EXERCISE MATERIAL:

☆ ☆ ☆

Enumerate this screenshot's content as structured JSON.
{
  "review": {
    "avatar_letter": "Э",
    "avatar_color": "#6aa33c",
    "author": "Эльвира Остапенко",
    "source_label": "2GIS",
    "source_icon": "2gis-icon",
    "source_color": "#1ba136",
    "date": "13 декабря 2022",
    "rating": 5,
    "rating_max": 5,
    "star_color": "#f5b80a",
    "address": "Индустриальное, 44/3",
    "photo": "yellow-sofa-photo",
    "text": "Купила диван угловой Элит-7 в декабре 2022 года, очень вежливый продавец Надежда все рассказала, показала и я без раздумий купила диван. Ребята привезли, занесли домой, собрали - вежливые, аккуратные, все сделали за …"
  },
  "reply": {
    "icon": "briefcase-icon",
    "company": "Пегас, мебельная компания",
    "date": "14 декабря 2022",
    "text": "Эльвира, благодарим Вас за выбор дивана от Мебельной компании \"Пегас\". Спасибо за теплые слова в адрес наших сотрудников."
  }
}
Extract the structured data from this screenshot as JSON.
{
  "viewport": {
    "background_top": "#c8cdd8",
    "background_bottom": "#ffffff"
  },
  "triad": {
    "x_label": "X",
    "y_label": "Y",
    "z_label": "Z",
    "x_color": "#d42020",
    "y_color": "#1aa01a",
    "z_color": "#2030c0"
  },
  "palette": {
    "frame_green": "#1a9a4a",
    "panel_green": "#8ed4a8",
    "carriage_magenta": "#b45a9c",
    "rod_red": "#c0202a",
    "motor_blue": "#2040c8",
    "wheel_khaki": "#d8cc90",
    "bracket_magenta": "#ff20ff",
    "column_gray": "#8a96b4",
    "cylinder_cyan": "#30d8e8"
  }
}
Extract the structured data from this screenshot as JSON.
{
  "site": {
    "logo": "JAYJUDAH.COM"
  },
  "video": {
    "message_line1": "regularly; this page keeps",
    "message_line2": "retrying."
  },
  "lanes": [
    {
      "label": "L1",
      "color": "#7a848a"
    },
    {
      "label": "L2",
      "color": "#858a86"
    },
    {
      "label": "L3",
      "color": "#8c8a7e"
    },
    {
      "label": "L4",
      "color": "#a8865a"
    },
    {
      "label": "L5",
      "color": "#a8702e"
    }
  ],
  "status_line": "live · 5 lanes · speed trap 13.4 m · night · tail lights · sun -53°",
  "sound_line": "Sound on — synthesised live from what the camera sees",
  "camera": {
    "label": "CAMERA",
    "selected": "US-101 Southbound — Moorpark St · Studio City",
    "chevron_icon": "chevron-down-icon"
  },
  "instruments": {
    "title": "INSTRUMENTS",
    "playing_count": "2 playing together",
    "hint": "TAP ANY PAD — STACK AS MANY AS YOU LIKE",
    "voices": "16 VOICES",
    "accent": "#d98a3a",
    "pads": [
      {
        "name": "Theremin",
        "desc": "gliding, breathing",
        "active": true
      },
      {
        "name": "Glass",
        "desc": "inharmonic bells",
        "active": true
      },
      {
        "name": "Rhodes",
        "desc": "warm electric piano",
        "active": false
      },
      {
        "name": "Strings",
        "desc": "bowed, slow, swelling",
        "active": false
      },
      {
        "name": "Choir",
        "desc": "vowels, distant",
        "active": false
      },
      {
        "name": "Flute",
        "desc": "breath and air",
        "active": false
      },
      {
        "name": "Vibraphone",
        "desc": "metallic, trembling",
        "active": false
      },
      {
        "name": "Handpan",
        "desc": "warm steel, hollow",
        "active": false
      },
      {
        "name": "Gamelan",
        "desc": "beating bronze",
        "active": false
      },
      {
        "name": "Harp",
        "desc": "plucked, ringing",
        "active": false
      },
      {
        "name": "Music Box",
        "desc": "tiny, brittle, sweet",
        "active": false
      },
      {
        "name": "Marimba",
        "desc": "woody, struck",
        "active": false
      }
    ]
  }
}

☆ ☆ ☆

REQUIREMENT: In the listing, find every line containing the word "warm" and list it.

RESULT BELOW:
        "desc": "warm electric piano",
        "desc": "warm steel, hollow",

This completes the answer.